> What is expected:
Can you transcribe every entry word for word, skipping the images?

Entries with figure data
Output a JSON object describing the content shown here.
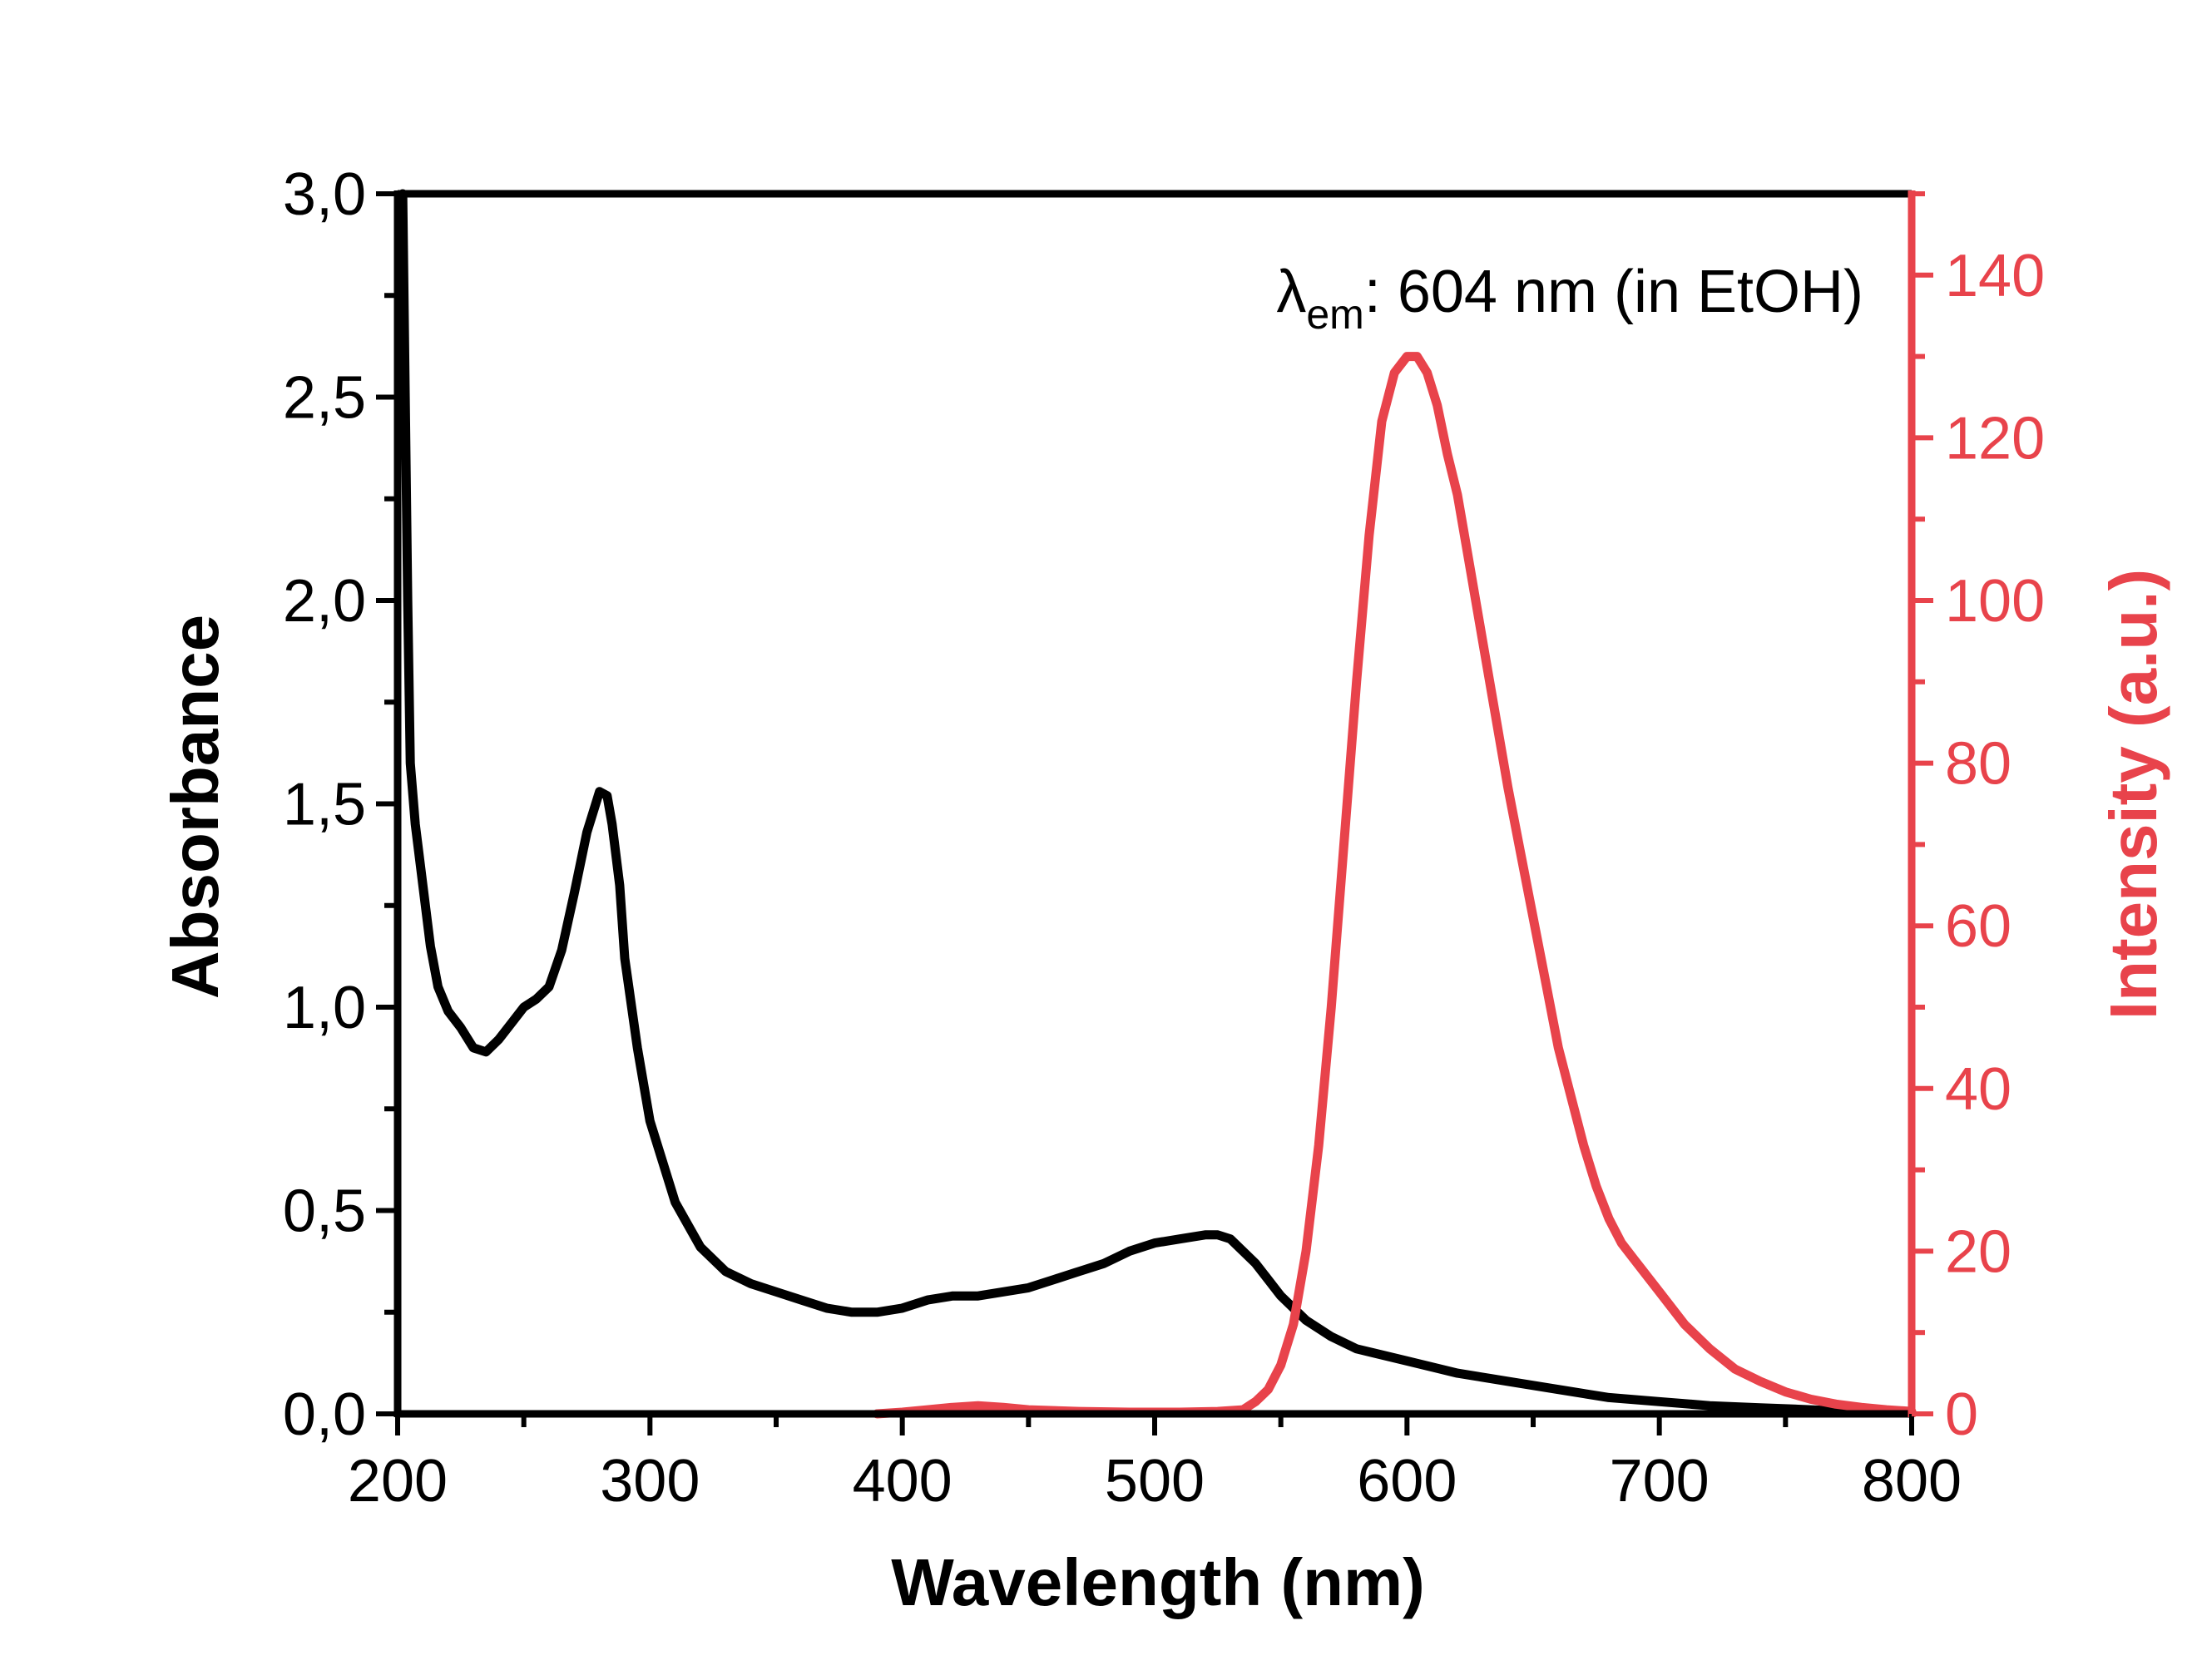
{
  "chart_data": {
    "type": "line",
    "xlabel": "Wavelength (nm)",
    "ylabel": "Absorbance",
    "y2label": "Intensity (a.u.)",
    "xlim": [
      200,
      800
    ],
    "ylim": [
      0,
      3.0
    ],
    "y2lim": [
      0,
      150
    ],
    "x_ticks": [
      200,
      300,
      400,
      500,
      600,
      700,
      800
    ],
    "x_tick_labels": [
      "200",
      "300",
      "400",
      "500",
      "600",
      "700",
      "800"
    ],
    "y_ticks": [
      0,
      0.5,
      1.0,
      1.5,
      2.0,
      2.5,
      3.0
    ],
    "y_tick_labels": [
      "0,0",
      "0,5",
      "1,0",
      "1,5",
      "2,0",
      "2,5",
      "3,0"
    ],
    "y2_ticks": [
      0,
      20,
      40,
      60,
      80,
      100,
      120,
      140
    ],
    "y2_tick_labels": [
      "0",
      "20",
      "40",
      "60",
      "80",
      "100",
      "120",
      "140"
    ],
    "annotation": {
      "symbol": "λ",
      "subscript": "em",
      "text": ": 604 nm (in EtOH)"
    },
    "colors": {
      "absorbance": "#000000",
      "intensity": "#e8434b"
    },
    "grid": false,
    "legend": "none",
    "series": [
      {
        "axis": "left",
        "color": "#000000",
        "x": [
          202,
          203,
          204,
          205,
          207,
          210,
          213,
          216,
          220,
          225,
          230,
          235,
          240,
          245,
          250,
          255,
          260,
          265,
          270,
          275,
          280,
          283,
          285,
          288,
          290,
          295,
          300,
          305,
          310,
          320,
          330,
          340,
          350,
          360,
          370,
          380,
          390,
          400,
          410,
          420,
          430,
          440,
          450,
          460,
          470,
          480,
          490,
          500,
          510,
          520,
          525,
          530,
          540,
          550,
          560,
          570,
          580,
          600,
          620,
          640,
          660,
          680,
          700,
          720,
          740,
          760,
          780,
          800
        ],
        "y": [
          3.0,
          2.5,
          2.0,
          1.6,
          1.45,
          1.3,
          1.15,
          1.05,
          0.99,
          0.95,
          0.9,
          0.89,
          0.92,
          0.96,
          1.0,
          1.02,
          1.05,
          1.14,
          1.28,
          1.43,
          1.53,
          1.52,
          1.45,
          1.3,
          1.12,
          0.9,
          0.72,
          0.62,
          0.52,
          0.41,
          0.35,
          0.32,
          0.3,
          0.28,
          0.26,
          0.25,
          0.25,
          0.26,
          0.28,
          0.29,
          0.29,
          0.3,
          0.31,
          0.33,
          0.35,
          0.37,
          0.4,
          0.42,
          0.43,
          0.44,
          0.44,
          0.43,
          0.37,
          0.29,
          0.23,
          0.19,
          0.16,
          0.13,
          0.1,
          0.08,
          0.06,
          0.04,
          0.03,
          0.02,
          0.015,
          0.01,
          0.005,
          0.003
        ]
      },
      {
        "axis": "right",
        "color": "#e8434b",
        "x": [
          390,
          400,
          410,
          420,
          430,
          440,
          450,
          470,
          490,
          510,
          525,
          535,
          540,
          545,
          550,
          555,
          560,
          565,
          570,
          575,
          580,
          585,
          590,
          595,
          600,
          604,
          608,
          612,
          616,
          620,
          625,
          630,
          635,
          640,
          645,
          650,
          655,
          660,
          665,
          670,
          675,
          680,
          685,
          690,
          695,
          700,
          710,
          720,
          730,
          740,
          750,
          760,
          770,
          780,
          790,
          800
        ],
        "y": [
          0,
          0.2,
          0.5,
          0.8,
          1.0,
          0.8,
          0.5,
          0.3,
          0.2,
          0.2,
          0.3,
          0.5,
          1.5,
          3,
          6,
          11,
          20,
          33,
          50,
          70,
          90,
          108,
          122,
          128,
          130,
          130,
          128,
          124,
          118,
          113,
          104,
          95,
          86,
          77,
          69,
          61,
          53,
          45,
          39,
          33,
          28,
          24,
          21,
          19,
          17,
          15,
          11,
          8,
          5.5,
          4,
          2.7,
          1.8,
          1.2,
          0.8,
          0.5,
          0.3
        ]
      }
    ]
  }
}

> Output below:
Output a JSON object describing the content shown here.
{
  "chart_data": {
    "type": "line",
    "xlabel": "Wavelength (nm)",
    "ylabel": "Absorbance",
    "y2label": "Intensity (a.u.)",
    "xlim": [
      200,
      800
    ],
    "ylim": [
      0,
      3.0
    ],
    "y2lim": [
      0,
      150
    ],
    "x_ticks": [
      200,
      300,
      400,
      500,
      600,
      700,
      800
    ],
    "x_tick_labels": [
      "200",
      "300",
      "400",
      "500",
      "600",
      "700",
      "800"
    ],
    "y_ticks": [
      0,
      0.5,
      1.0,
      1.5,
      2.0,
      2.5,
      3.0
    ],
    "y_tick_labels": [
      "0,0",
      "0,5",
      "1,0",
      "1,5",
      "2,0",
      "2,5",
      "3,0"
    ],
    "y2_ticks": [
      0,
      20,
      40,
      60,
      80,
      100,
      120,
      140
    ],
    "y2_tick_labels": [
      "0",
      "20",
      "40",
      "60",
      "80",
      "100",
      "120",
      "140"
    ],
    "annotation": {
      "symbol": "λ",
      "subscript": "em",
      "text": ": 604 nm (in EtOH)"
    },
    "colors": {
      "absorbance": "#000000",
      "intensity": "#e8434b"
    },
    "grid": false,
    "legend": "none",
    "series": [
      {
        "axis": "left",
        "color": "#000000",
        "x": [
          202,
          203,
          204,
          205,
          207,
          210,
          213,
          216,
          220,
          225,
          230,
          235,
          240,
          245,
          250,
          255,
          260,
          265,
          270,
          275,
          280,
          283,
          285,
          288,
          290,
          295,
          300,
          305,
          310,
          320,
          330,
          340,
          350,
          360,
          370,
          380,
          390,
          400,
          410,
          420,
          430,
          440,
          450,
          460,
          470,
          480,
          490,
          500,
          510,
          520,
          525,
          530,
          540,
          550,
          560,
          570,
          580,
          600,
          620,
          640,
          660,
          680,
          700,
          720,
          740,
          760,
          780,
          800
        ],
        "y": [
          3.0,
          2.5,
          2.0,
          1.6,
          1.45,
          1.3,
          1.15,
          1.05,
          0.99,
          0.95,
          0.9,
          0.89,
          0.92,
          0.96,
          1.0,
          1.02,
          1.05,
          1.14,
          1.28,
          1.43,
          1.53,
          1.52,
          1.45,
          1.3,
          1.12,
          0.9,
          0.72,
          0.62,
          0.52,
          0.41,
          0.35,
          0.32,
          0.3,
          0.28,
          0.26,
          0.25,
          0.25,
          0.26,
          0.28,
          0.29,
          0.29,
          0.3,
          0.31,
          0.33,
          0.35,
          0.37,
          0.4,
          0.42,
          0.43,
          0.44,
          0.44,
          0.43,
          0.37,
          0.29,
          0.23,
          0.19,
          0.16,
          0.13,
          0.1,
          0.08,
          0.06,
          0.04,
          0.03,
          0.02,
          0.015,
          0.01,
          0.005,
          0.003
        ]
      },
      {
        "axis": "right",
        "color": "#e8434b",
        "x": [
          390,
          400,
          410,
          420,
          430,
          440,
          450,
          470,
          490,
          510,
          525,
          535,
          540,
          545,
          550,
          555,
          560,
          565,
          570,
          575,
          580,
          585,
          590,
          595,
          600,
          604,
          608,
          612,
          616,
          620,
          625,
          630,
          635,
          640,
          645,
          650,
          655,
          660,
          665,
          670,
          675,
          680,
          685,
          690,
          695,
          700,
          710,
          720,
          730,
          740,
          750,
          760,
          770,
          780,
          790,
          800
        ],
        "y": [
          0,
          0.2,
          0.5,
          0.8,
          1.0,
          0.8,
          0.5,
          0.3,
          0.2,
          0.2,
          0.3,
          0.5,
          1.5,
          3,
          6,
          11,
          20,
          33,
          50,
          70,
          90,
          108,
          122,
          128,
          130,
          130,
          128,
          124,
          118,
          113,
          104,
          95,
          86,
          77,
          69,
          61,
          53,
          45,
          39,
          33,
          28,
          24,
          21,
          19,
          17,
          15,
          11,
          8,
          5.5,
          4,
          2.7,
          1.8,
          1.2,
          0.8,
          0.5,
          0.3
        ]
      }
    ]
  }
}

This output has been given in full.